• Set exercise:
Convert every line of the items below into a JSON list of strings, one string per line, skipping blank lines. Leave the pictures out.

[Annotated region listings]
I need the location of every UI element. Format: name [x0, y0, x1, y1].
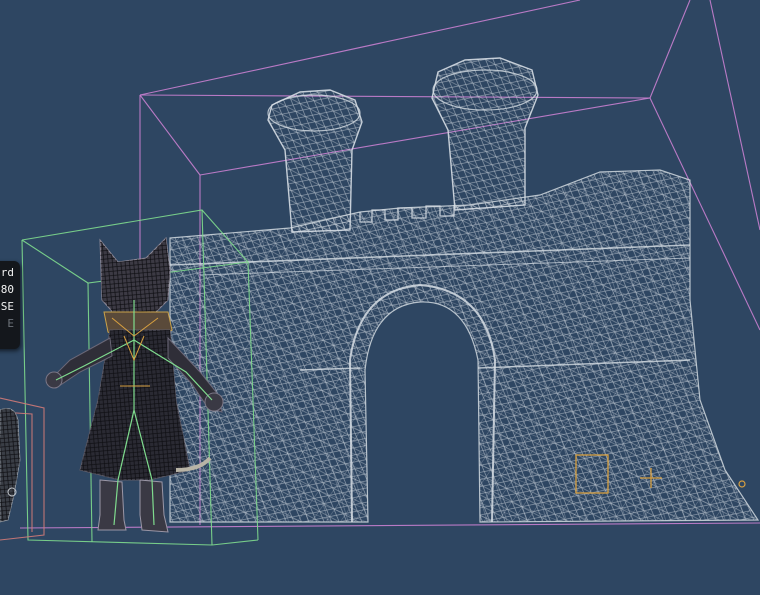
- 3d-viewport[interactable]: [0, 0, 760, 595]
- tooltip-line-4: E: [7, 317, 14, 330]
- castle-body-fine: [170, 170, 758, 522]
- secondary-character[interactable]: [0, 407, 21, 523]
- castle-gate-wireframe[interactable]: [169, 57, 760, 523]
- character-left-boot: [97, 479, 127, 531]
- tooltip-line-3: SE: [0, 300, 14, 313]
- tooltip-line-2: 80: [0, 283, 14, 296]
- tooltip-line-1: rd: [0, 266, 14, 279]
- info-tooltip: rd 80 SE E: [0, 261, 20, 349]
- castle-right-tower: [431, 57, 539, 211]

• Answer for the task:
[
  "I need the location of every UI element. Format: name [x0, y0, x1, y1].",
  "- 3d-viewport[interactable]: [0, 0, 760, 595]",
  "- tooltip-line-4: E: [7, 317, 14, 330]",
  "- castle-body-fine: [170, 170, 758, 522]",
  "- secondary-character[interactable]: [0, 407, 21, 523]",
  "- castle-gate-wireframe[interactable]: [169, 57, 760, 523]",
  "- character-left-boot: [97, 479, 127, 531]",
  "- tooltip-line-3: SE: [0, 300, 14, 313]",
  "- tooltip-line-2: 80: [0, 283, 14, 296]",
  "- tooltip-line-1: rd: [0, 266, 14, 279]",
  "- info-tooltip: rd 80 SE E: [0, 261, 20, 349]",
  "- castle-right-tower: [431, 57, 539, 211]"
]